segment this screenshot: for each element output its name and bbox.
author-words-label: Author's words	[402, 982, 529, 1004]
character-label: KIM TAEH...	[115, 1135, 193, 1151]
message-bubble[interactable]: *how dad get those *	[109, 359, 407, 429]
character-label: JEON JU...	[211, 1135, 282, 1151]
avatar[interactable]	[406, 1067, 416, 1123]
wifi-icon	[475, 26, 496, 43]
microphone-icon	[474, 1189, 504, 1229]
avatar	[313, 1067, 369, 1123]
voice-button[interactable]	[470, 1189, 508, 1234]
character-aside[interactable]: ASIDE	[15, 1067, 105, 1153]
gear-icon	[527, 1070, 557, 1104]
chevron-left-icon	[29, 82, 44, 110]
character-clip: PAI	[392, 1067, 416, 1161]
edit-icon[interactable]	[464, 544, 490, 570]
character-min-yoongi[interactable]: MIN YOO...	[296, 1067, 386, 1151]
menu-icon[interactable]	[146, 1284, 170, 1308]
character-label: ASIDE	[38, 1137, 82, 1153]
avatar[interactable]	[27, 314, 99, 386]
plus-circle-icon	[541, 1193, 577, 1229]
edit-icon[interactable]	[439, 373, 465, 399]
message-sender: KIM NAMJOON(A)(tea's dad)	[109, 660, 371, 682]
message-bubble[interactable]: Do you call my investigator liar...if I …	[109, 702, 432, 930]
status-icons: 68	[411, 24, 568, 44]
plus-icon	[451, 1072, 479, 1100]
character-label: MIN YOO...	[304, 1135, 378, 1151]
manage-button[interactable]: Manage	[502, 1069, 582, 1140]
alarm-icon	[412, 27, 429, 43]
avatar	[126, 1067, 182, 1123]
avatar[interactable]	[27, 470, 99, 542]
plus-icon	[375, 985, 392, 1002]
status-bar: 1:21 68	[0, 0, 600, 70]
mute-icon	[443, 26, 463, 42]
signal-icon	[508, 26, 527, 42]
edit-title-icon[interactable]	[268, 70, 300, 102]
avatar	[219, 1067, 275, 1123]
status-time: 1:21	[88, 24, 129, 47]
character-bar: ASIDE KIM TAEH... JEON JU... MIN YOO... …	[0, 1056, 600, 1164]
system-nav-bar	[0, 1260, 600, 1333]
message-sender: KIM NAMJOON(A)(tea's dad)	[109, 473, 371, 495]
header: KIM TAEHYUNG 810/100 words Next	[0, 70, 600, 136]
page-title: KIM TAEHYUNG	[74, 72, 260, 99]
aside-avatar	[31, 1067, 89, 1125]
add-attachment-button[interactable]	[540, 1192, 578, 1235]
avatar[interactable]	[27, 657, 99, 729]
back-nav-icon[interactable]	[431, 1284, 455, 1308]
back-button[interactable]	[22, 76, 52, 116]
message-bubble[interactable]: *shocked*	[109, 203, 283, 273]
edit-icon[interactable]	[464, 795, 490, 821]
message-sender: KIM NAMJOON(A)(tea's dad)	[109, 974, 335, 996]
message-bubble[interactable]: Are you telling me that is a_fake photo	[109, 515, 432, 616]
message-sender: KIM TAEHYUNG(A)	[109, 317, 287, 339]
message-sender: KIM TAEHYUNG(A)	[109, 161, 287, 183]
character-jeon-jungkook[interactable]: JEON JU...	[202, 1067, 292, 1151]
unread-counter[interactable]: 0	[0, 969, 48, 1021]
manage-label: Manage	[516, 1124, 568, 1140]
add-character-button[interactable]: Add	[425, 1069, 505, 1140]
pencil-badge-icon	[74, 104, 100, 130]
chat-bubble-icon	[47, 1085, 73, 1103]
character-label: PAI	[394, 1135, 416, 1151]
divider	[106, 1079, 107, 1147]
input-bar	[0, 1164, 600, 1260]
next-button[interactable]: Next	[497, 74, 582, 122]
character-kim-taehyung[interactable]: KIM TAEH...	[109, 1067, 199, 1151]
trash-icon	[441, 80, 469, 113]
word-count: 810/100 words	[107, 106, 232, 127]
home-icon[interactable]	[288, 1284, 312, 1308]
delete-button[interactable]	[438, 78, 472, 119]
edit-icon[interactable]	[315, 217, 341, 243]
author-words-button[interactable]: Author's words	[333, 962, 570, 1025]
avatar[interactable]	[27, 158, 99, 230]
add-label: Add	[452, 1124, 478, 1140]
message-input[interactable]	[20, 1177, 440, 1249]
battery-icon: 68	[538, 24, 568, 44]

> **STATED EXERCISE**
Format the items as a Markdown table. Start at their first line and go through the line containing "985, 392, 1002]". Use the columns Row and Text, where Row holds each line's number and Text holds the line, and leave out any blank lines.

> **ANSWER**
| Row | Text |
|---|---|
| 1 | segment this screenshot: for each element output its name and bbox. |
| 2 | author-words-label: Author's words	[402, 982, 529, 1004] |
| 3 | character-label: KIM TAEH...	[115, 1135, 193, 1151] |
| 4 | message-bubble[interactable]: *how dad get those *	[109, 359, 407, 429] |
| 5 | character-label: JEON JU...	[211, 1135, 282, 1151] |
| 6 | avatar[interactable]	[406, 1067, 416, 1123] |
| 7 | wifi-icon	[475, 26, 496, 43] |
| 8 | microphone-icon	[474, 1189, 504, 1229] |
| 9 | avatar	[313, 1067, 369, 1123] |
| 10 | voice-button[interactable]	[470, 1189, 508, 1234] |
| 11 | character-aside[interactable]: ASIDE	[15, 1067, 105, 1153] |
| 12 | gear-icon	[527, 1070, 557, 1104] |
| 13 | chevron-left-icon	[29, 82, 44, 110] |
| 14 | character-clip: PAI	[392, 1067, 416, 1161] |
| 15 | edit-icon[interactable]	[464, 544, 490, 570] |
| 16 | character-min-yoongi[interactable]: MIN YOO...	[296, 1067, 386, 1151] |
| 17 | menu-icon[interactable]	[146, 1284, 170, 1308] |
| 18 | character-label: ASIDE	[38, 1137, 82, 1153] |
| 19 | avatar[interactable]	[27, 314, 99, 386] |
| 20 | plus-circle-icon	[541, 1193, 577, 1229] |
| 21 | edit-icon[interactable]	[439, 373, 465, 399] |
| 22 | message-sender: KIM NAMJOON(A)(tea's dad)	[109, 660, 371, 682] |
| 23 | message-bubble[interactable]: Do you call my investigator liar...if I …	[109, 702, 432, 930] |
| 24 | status-icons: 68	[411, 24, 568, 44] |
| 25 | plus-icon	[451, 1072, 479, 1100] |
| 26 | character-label: MIN YOO...	[304, 1135, 378, 1151] |
| 27 | manage-button[interactable]: Manage	[502, 1069, 582, 1140] |
| 28 | alarm-icon	[412, 27, 429, 43] |
| 29 | avatar	[126, 1067, 182, 1123] |
| 30 | avatar[interactable]	[27, 470, 99, 542] |
| 31 | plus-icon	[375, 985, 392, 1002] |